Rows from a figure dataset:
⁂
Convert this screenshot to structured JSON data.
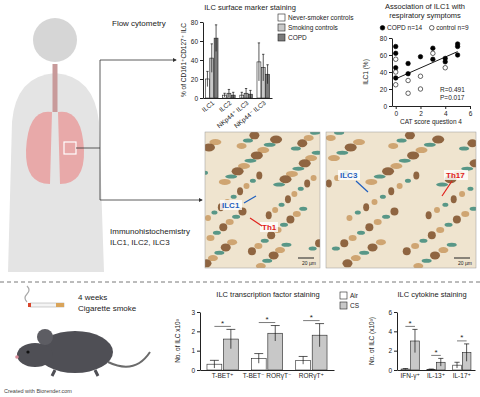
{
  "texts": {
    "flow": "Flow cytometry",
    "ihc": "Immunohistochemistry",
    "ihc_sub": "ILC1, ILC2, ILC3",
    "weeks": "4 weeks",
    "smoke": "Cigarette smoke",
    "credit": "Created with Biorender.com"
  },
  "images": [
    {
      "labels": [
        "ILC1",
        "Th1"
      ],
      "scale": "20 µm"
    },
    {
      "labels": [
        "ILC3",
        "Th17"
      ],
      "scale": "20 µm"
    }
  ],
  "chart_data": [
    {
      "type": "bar",
      "title": "ILC surface marker staining",
      "ylabel": "% of CD161⁺CD127⁺ ILC",
      "categories": [
        "ILC1",
        "ILC2",
        "NKp44⁺ ILC3",
        "NKp44⁻ ILC3"
      ],
      "series": [
        {
          "name": "Never-smoker controls",
          "color": "#ffffff",
          "values": [
            20,
            3,
            3,
            38
          ],
          "errors": [
            8,
            2,
            3,
            20
          ]
        },
        {
          "name": "Smoking controls",
          "color": "#c8c8c8",
          "values": [
            42,
            5,
            5,
            32
          ],
          "errors": [
            15,
            4,
            5,
            14
          ]
        },
        {
          "name": "COPD",
          "color": "#7a7a7a",
          "values": [
            63,
            3,
            4,
            25
          ],
          "errors": [
            14,
            3,
            4,
            10
          ]
        }
      ],
      "ylim": [
        0,
        80
      ],
      "yticks": [
        0,
        20,
        40,
        60,
        80
      ],
      "legend": "top-right"
    },
    {
      "type": "scatter",
      "title": [
        "Association of ILC1 with",
        "respiratory symptoms"
      ],
      "xlabel": "CAT score question 4",
      "ylabel": "ILC1 (%)",
      "series": [
        {
          "name": "COPD n=14",
          "color": "#000000",
          "marker": "circle",
          "x": [
            0,
            0,
            0,
            0,
            1,
            1,
            2,
            3,
            3,
            4,
            4,
            5,
            5,
            5
          ],
          "values": [
            33,
            45,
            62,
            70,
            38,
            50,
            58,
            55,
            68,
            52,
            56,
            60,
            70,
            73
          ]
        },
        {
          "name": "control n=9",
          "color": "#ffffff",
          "marker": "circle",
          "x": [
            0,
            0,
            0,
            1,
            1,
            2,
            2,
            3,
            4
          ],
          "values": [
            25,
            40,
            55,
            15,
            30,
            20,
            35,
            62,
            45
          ]
        },
        {
          "type": "line",
          "color": "#000000",
          "line_style": "solid",
          "x": [
            0,
            5
          ],
          "values": [
            32,
            64
          ]
        }
      ],
      "xlim": [
        -0.3,
        6
      ],
      "xticks": [
        0,
        2,
        4,
        6
      ],
      "ylim": [
        0,
        80
      ],
      "yticks": [
        0,
        20,
        40,
        60,
        80
      ],
      "annotations": [
        "R=0.491",
        "P=0.017"
      ],
      "legend": "top"
    },
    {
      "type": "bar",
      "title": "ILC transcription factor staining",
      "ylabel": "No. of ILC x10³",
      "categories": [
        "T-BET⁺",
        "T-BET⁻ RORγT⁻",
        "RORγT⁺"
      ],
      "series": [
        {
          "name": "Air",
          "color": "#ffffff",
          "values": [
            0.3,
            0.6,
            0.5
          ],
          "errors": [
            0.2,
            0.25,
            0.2
          ]
        },
        {
          "name": "CS",
          "color": "#c8c8c8",
          "values": [
            1.6,
            1.9,
            1.8
          ],
          "errors": [
            0.5,
            0.4,
            0.6
          ]
        }
      ],
      "ylim": [
        0,
        3
      ],
      "yticks": [
        0,
        1,
        2,
        3
      ],
      "significance": [
        "*",
        "*",
        "*"
      ],
      "legend": "top-right"
    },
    {
      "type": "bar",
      "title": "ILC cytokine staining",
      "ylabel": "No. of ILC (x10³)",
      "categories": [
        "IFN-γ⁺",
        "IL-13⁺",
        "IL-17⁺"
      ],
      "series": [
        {
          "color": "#ffffff",
          "values": [
            0.1,
            0.05,
            0.5
          ],
          "errors": [
            0.05,
            0.05,
            0.3
          ]
        },
        {
          "color": "#c8c8c8",
          "values": [
            3.0,
            0.8,
            1.8
          ],
          "errors": [
            1.2,
            0.4,
            0.9
          ]
        }
      ],
      "ylim": [
        0,
        6
      ],
      "yticks": [
        0,
        2,
        4,
        6
      ],
      "significance": [
        "*",
        "*",
        "*"
      ]
    }
  ]
}
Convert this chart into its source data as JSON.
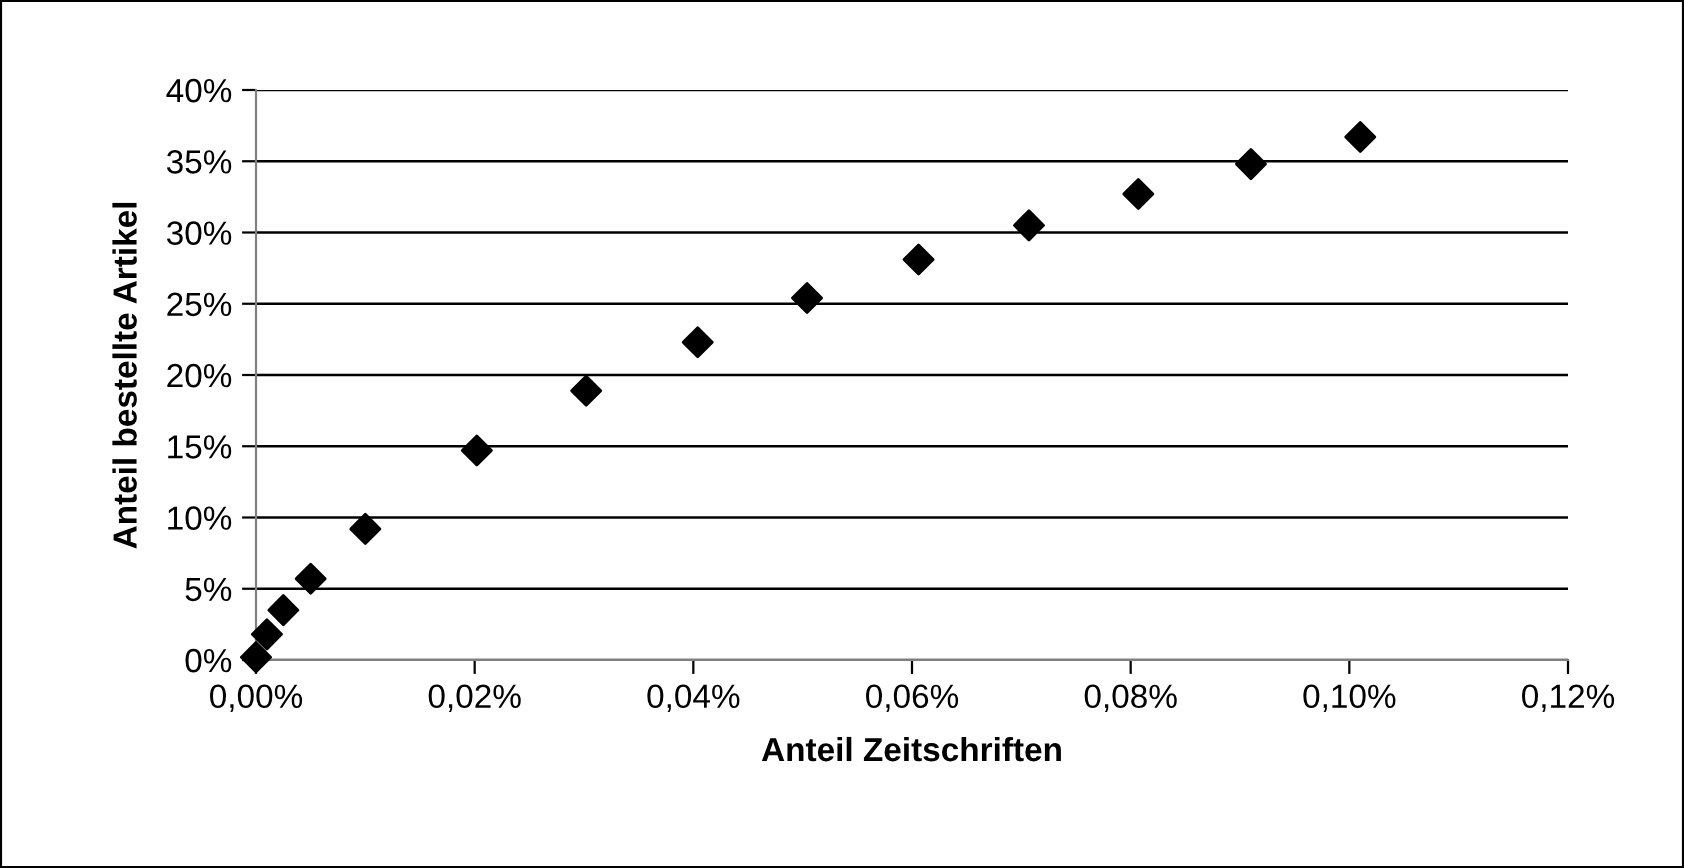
{
  "chart_data": {
    "type": "scatter",
    "xlabel": "Anteil Zeitschriften",
    "ylabel": "Anteil bestellte Artikel",
    "x": [
      0,
      0.001,
      0.0025,
      0.005,
      0.01,
      0.0202,
      0.0302,
      0.0404,
      0.0504,
      0.0606,
      0.0707,
      0.0807,
      0.091,
      0.101
    ],
    "series": [
      {
        "color": "#000000",
        "values": [
          0.2,
          1.8,
          3.5,
          5.7,
          9.2,
          14.7,
          18.9,
          22.3,
          25.4,
          28.1,
          30.5,
          32.7,
          34.8,
          36.7
        ]
      }
    ],
    "marker": "diamond",
    "grid": "y",
    "xlim": [
      0,
      0.12
    ],
    "xticks": [
      {
        "value": 0,
        "label": "0,00%"
      },
      {
        "value": 0.02,
        "label": "0,02%"
      },
      {
        "value": 0.04,
        "label": "0,04%"
      },
      {
        "value": 0.06,
        "label": "0,06%"
      },
      {
        "value": 0.08,
        "label": "0,08%"
      },
      {
        "value": 0.1,
        "label": "0,10%"
      },
      {
        "value": 0.12,
        "label": "0,12%"
      }
    ],
    "ylim": [
      0,
      40
    ],
    "yticks": [
      {
        "value": 0,
        "label": "0%"
      },
      {
        "value": 5,
        "label": "5%"
      },
      {
        "value": 10,
        "label": "10%"
      },
      {
        "value": 15,
        "label": "15%"
      },
      {
        "value": 20,
        "label": "20%"
      },
      {
        "value": 25,
        "label": "25%"
      },
      {
        "value": 30,
        "label": "30%"
      },
      {
        "value": 35,
        "label": "35%"
      },
      {
        "value": 40,
        "label": "40%"
      }
    ]
  }
}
⁂
Requirements:
Make a verbatim copy of all the entries and strip out the pictures.

Task solution:
Convert this screenshot to structured JSON data.
{
  "texts": {
    "flow": "Flow cytometry",
    "ihc": "Immunohistochemistry",
    "ihc_sub": "ILC1, ILC2, ILC3",
    "weeks": "4 weeks",
    "smoke": "Cigarette smoke",
    "credit": "Created with Biorender.com"
  },
  "images": [
    {
      "labels": [
        "ILC1",
        "Th1"
      ],
      "scale": "20 µm"
    },
    {
      "labels": [
        "ILC3",
        "Th17"
      ],
      "scale": "20 µm"
    }
  ],
  "chart_data": [
    {
      "type": "bar",
      "title": "ILC surface marker staining",
      "ylabel": "% of CD161⁺CD127⁺ ILC",
      "categories": [
        "ILC1",
        "ILC2",
        "NKp44⁺ ILC3",
        "NKp44⁻ ILC3"
      ],
      "series": [
        {
          "name": "Never-smoker controls",
          "color": "#ffffff",
          "values": [
            20,
            3,
            3,
            38
          ],
          "errors": [
            8,
            2,
            3,
            20
          ]
        },
        {
          "name": "Smoking controls",
          "color": "#c8c8c8",
          "values": [
            42,
            5,
            5,
            32
          ],
          "errors": [
            15,
            4,
            5,
            14
          ]
        },
        {
          "name": "COPD",
          "color": "#7a7a7a",
          "values": [
            63,
            3,
            4,
            25
          ],
          "errors": [
            14,
            3,
            4,
            10
          ]
        }
      ],
      "ylim": [
        0,
        80
      ],
      "yticks": [
        0,
        20,
        40,
        60,
        80
      ],
      "legend": "top-right"
    },
    {
      "type": "scatter",
      "title": [
        "Association of ILC1 with",
        "respiratory symptoms"
      ],
      "xlabel": "CAT score question 4",
      "ylabel": "ILC1 (%)",
      "series": [
        {
          "name": "COPD n=14",
          "color": "#000000",
          "marker": "circle",
          "x": [
            0,
            0,
            0,
            0,
            1,
            1,
            2,
            3,
            3,
            4,
            4,
            5,
            5,
            5
          ],
          "values": [
            33,
            45,
            62,
            70,
            38,
            50,
            58,
            55,
            68,
            52,
            56,
            60,
            70,
            73
          ]
        },
        {
          "name": "control n=9",
          "color": "#ffffff",
          "marker": "circle",
          "x": [
            0,
            0,
            0,
            1,
            1,
            2,
            2,
            3,
            4
          ],
          "values": [
            25,
            40,
            55,
            15,
            30,
            20,
            35,
            62,
            45
          ]
        },
        {
          "type": "line",
          "color": "#000000",
          "line_style": "solid",
          "x": [
            0,
            5
          ],
          "values": [
            32,
            64
          ]
        }
      ],
      "xlim": [
        -0.3,
        6
      ],
      "xticks": [
        0,
        2,
        4,
        6
      ],
      "ylim": [
        0,
        80
      ],
      "yticks": [
        0,
        20,
        40,
        60,
        80
      ],
      "annotations": [
        "R=0.491",
        "P=0.017"
      ],
      "legend": "top"
    },
    {
      "type": "bar",
      "title": "ILC transcription factor staining",
      "ylabel": "No. of ILC x10³",
      "categories": [
        "T-BET⁺",
        "T-BET⁻ RORγT⁻",
        "RORγT⁺"
      ],
      "series": [
        {
          "name": "Air",
          "color": "#ffffff",
          "values": [
            0.3,
            0.6,
            0.5
          ],
          "errors": [
            0.2,
            0.25,
            0.2
          ]
        },
        {
          "name": "CS",
          "color": "#c8c8c8",
          "values": [
            1.6,
            1.9,
            1.8
          ],
          "errors": [
            0.5,
            0.4,
            0.6
          ]
        }
      ],
      "ylim": [
        0,
        3
      ],
      "yticks": [
        0,
        1,
        2,
        3
      ],
      "significance": [
        "*",
        "*",
        "*"
      ],
      "legend": "top-right"
    },
    {
      "type": "bar",
      "title": "ILC cytokine staining",
      "ylabel": "No. of ILC (x10³)",
      "categories": [
        "IFN-γ⁺",
        "IL-13⁺",
        "IL-17⁺"
      ],
      "series": [
        {
          "color": "#ffffff",
          "values": [
            0.1,
            0.05,
            0.5
          ],
          "errors": [
            0.05,
            0.05,
            0.3
          ]
        },
        {
          "color": "#c8c8c8",
          "values": [
            3.0,
            0.8,
            1.8
          ],
          "errors": [
            1.2,
            0.4,
            0.9
          ]
        }
      ],
      "ylim": [
        0,
        6
      ],
      "yticks": [
        0,
        2,
        4,
        6
      ],
      "significance": [
        "*",
        "*",
        "*"
      ]
    }
  ]
}
Convert this chart into its source data as JSON.
{
  "chart_data": {
    "type": "scatter",
    "xlabel": "Anteil Zeitschriften",
    "ylabel": "Anteil bestellte Artikel",
    "x": [
      0,
      0.001,
      0.0025,
      0.005,
      0.01,
      0.0202,
      0.0302,
      0.0404,
      0.0504,
      0.0606,
      0.0707,
      0.0807,
      0.091,
      0.101
    ],
    "series": [
      {
        "color": "#000000",
        "values": [
          0.2,
          1.8,
          3.5,
          5.7,
          9.2,
          14.7,
          18.9,
          22.3,
          25.4,
          28.1,
          30.5,
          32.7,
          34.8,
          36.7
        ]
      }
    ],
    "marker": "diamond",
    "grid": "y",
    "xlim": [
      0,
      0.12
    ],
    "xticks": [
      {
        "value": 0,
        "label": "0,00%"
      },
      {
        "value": 0.02,
        "label": "0,02%"
      },
      {
        "value": 0.04,
        "label": "0,04%"
      },
      {
        "value": 0.06,
        "label": "0,06%"
      },
      {
        "value": 0.08,
        "label": "0,08%"
      },
      {
        "value": 0.1,
        "label": "0,10%"
      },
      {
        "value": 0.12,
        "label": "0,12%"
      }
    ],
    "ylim": [
      0,
      40
    ],
    "yticks": [
      {
        "value": 0,
        "label": "0%"
      },
      {
        "value": 5,
        "label": "5%"
      },
      {
        "value": 10,
        "label": "10%"
      },
      {
        "value": 15,
        "label": "15%"
      },
      {
        "value": 20,
        "label": "20%"
      },
      {
        "value": 25,
        "label": "25%"
      },
      {
        "value": 30,
        "label": "30%"
      },
      {
        "value": 35,
        "label": "35%"
      },
      {
        "value": 40,
        "label": "40%"
      }
    ]
  }
}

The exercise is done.